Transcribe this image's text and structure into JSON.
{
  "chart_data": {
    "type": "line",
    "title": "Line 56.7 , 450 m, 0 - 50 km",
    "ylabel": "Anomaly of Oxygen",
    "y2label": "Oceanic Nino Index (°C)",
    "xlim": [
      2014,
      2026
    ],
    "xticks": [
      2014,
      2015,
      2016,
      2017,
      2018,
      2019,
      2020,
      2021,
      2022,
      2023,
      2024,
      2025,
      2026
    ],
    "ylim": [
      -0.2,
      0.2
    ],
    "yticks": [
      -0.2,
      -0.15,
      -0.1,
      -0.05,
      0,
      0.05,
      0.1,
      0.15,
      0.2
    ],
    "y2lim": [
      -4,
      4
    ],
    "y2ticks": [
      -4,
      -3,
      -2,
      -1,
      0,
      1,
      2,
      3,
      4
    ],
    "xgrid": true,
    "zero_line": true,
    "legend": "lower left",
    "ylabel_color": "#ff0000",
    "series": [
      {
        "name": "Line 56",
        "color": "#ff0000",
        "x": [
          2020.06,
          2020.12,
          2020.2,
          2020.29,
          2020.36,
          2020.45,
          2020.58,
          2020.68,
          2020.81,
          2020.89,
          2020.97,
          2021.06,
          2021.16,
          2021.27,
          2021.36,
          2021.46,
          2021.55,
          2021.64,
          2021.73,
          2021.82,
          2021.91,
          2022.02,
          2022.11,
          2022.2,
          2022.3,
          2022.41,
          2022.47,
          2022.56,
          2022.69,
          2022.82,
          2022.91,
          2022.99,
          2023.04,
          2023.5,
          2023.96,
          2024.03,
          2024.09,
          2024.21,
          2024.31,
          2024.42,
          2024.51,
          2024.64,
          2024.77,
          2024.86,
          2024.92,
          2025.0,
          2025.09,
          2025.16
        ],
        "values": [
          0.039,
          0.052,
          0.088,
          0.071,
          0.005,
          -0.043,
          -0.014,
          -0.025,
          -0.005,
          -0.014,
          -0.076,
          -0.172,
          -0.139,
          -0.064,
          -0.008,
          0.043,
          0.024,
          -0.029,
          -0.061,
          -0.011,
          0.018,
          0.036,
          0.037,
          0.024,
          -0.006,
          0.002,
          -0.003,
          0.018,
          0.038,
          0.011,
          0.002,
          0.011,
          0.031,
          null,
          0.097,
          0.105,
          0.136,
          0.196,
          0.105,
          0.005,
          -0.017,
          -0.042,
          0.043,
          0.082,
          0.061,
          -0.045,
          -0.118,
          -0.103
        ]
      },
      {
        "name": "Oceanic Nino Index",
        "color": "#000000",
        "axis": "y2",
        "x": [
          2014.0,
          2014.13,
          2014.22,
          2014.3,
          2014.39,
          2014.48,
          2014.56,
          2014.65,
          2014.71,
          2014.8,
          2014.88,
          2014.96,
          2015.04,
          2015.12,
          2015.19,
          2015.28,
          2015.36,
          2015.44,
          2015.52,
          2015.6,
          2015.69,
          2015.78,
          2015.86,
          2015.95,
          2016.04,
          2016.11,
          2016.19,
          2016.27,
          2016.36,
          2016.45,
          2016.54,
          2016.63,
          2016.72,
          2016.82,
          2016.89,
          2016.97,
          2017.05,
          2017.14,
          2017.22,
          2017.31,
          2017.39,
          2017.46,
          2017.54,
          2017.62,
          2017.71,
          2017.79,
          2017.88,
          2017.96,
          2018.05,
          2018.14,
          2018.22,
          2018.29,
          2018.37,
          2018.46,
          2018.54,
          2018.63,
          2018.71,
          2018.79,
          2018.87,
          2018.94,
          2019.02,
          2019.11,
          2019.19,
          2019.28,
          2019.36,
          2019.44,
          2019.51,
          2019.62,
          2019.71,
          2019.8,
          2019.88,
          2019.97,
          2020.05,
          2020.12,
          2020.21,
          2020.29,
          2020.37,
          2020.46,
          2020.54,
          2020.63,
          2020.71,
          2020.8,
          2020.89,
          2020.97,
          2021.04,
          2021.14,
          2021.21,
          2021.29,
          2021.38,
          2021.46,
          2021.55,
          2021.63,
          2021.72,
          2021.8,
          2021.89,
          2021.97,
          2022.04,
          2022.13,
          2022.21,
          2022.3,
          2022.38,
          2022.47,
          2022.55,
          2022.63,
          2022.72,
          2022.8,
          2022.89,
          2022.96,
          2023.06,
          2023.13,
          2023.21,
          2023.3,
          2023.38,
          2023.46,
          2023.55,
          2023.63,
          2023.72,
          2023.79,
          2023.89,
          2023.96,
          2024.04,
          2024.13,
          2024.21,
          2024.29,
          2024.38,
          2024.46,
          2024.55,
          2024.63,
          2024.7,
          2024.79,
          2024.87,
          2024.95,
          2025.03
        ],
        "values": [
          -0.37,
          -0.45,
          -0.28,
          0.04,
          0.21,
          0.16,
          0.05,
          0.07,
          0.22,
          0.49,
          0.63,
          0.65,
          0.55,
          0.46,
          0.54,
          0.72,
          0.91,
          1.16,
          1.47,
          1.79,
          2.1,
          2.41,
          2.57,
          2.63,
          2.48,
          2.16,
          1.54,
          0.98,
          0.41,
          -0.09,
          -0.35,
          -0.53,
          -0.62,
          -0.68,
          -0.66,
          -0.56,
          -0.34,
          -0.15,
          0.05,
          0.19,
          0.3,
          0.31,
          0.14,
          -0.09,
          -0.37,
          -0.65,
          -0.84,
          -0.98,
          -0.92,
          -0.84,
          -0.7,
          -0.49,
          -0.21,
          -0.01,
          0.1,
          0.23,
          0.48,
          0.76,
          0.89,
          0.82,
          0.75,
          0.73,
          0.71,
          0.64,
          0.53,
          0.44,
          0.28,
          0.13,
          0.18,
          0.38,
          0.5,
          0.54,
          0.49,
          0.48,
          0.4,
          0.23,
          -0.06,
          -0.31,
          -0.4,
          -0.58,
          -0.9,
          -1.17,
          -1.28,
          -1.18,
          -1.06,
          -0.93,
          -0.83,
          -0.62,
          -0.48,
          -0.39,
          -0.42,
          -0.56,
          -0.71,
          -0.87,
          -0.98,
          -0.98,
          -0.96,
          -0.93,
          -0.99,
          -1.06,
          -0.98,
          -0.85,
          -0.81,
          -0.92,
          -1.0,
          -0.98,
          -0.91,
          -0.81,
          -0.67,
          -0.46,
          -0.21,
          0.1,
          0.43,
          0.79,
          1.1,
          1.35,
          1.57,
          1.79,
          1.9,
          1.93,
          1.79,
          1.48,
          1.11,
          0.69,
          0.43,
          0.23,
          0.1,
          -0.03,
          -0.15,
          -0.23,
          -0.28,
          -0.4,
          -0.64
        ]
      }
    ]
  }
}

...

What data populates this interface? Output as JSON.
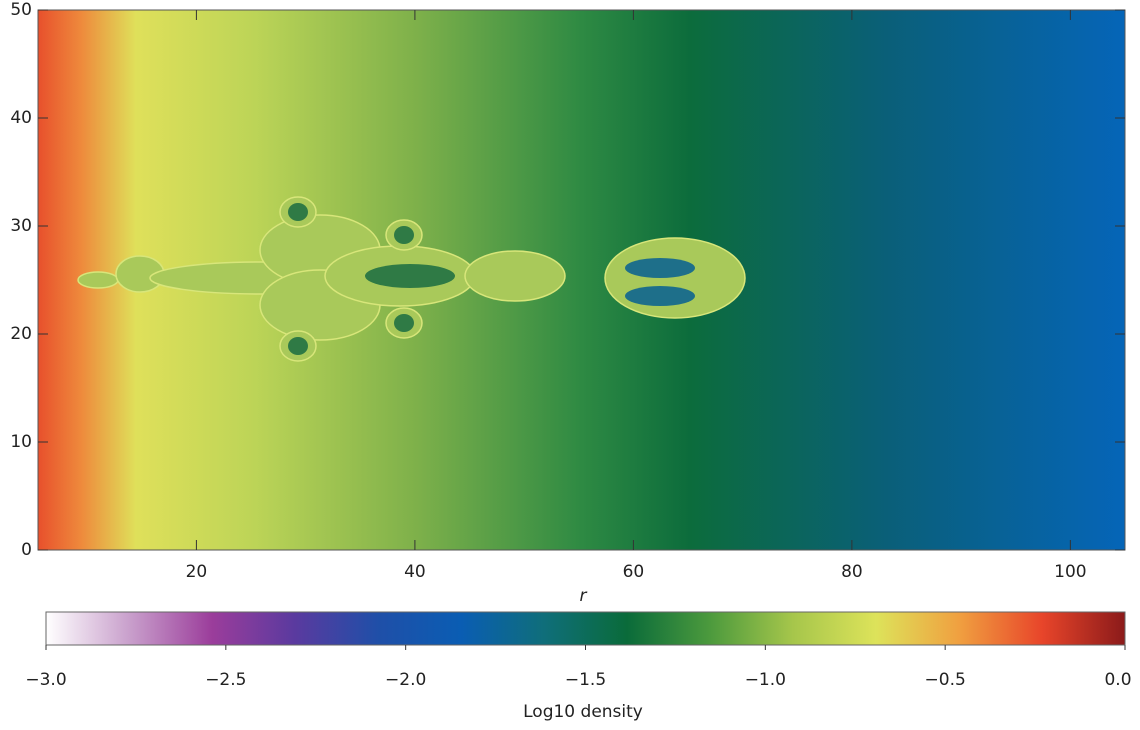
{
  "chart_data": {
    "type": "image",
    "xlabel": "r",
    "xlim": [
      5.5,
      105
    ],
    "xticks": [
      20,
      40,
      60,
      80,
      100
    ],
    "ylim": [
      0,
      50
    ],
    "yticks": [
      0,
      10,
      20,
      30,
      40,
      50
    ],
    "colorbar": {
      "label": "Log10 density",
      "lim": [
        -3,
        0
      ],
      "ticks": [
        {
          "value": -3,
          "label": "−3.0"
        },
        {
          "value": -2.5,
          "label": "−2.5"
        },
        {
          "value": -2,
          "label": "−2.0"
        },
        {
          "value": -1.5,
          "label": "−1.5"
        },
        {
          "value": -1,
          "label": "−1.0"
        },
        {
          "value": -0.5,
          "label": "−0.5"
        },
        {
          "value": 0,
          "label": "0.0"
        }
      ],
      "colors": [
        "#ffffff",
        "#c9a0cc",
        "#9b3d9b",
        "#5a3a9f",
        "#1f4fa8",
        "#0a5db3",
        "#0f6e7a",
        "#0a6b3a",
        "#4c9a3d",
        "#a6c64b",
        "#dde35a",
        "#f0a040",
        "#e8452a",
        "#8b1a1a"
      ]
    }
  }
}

INSTRUCTIONS FOR THE TASK: Pick out the lines that have the word "Index". Copy them all.

THE OUTPUT:
    "y2label": "Oceanic Nino Index (°C)",
        "name": "Oceanic Nino Index",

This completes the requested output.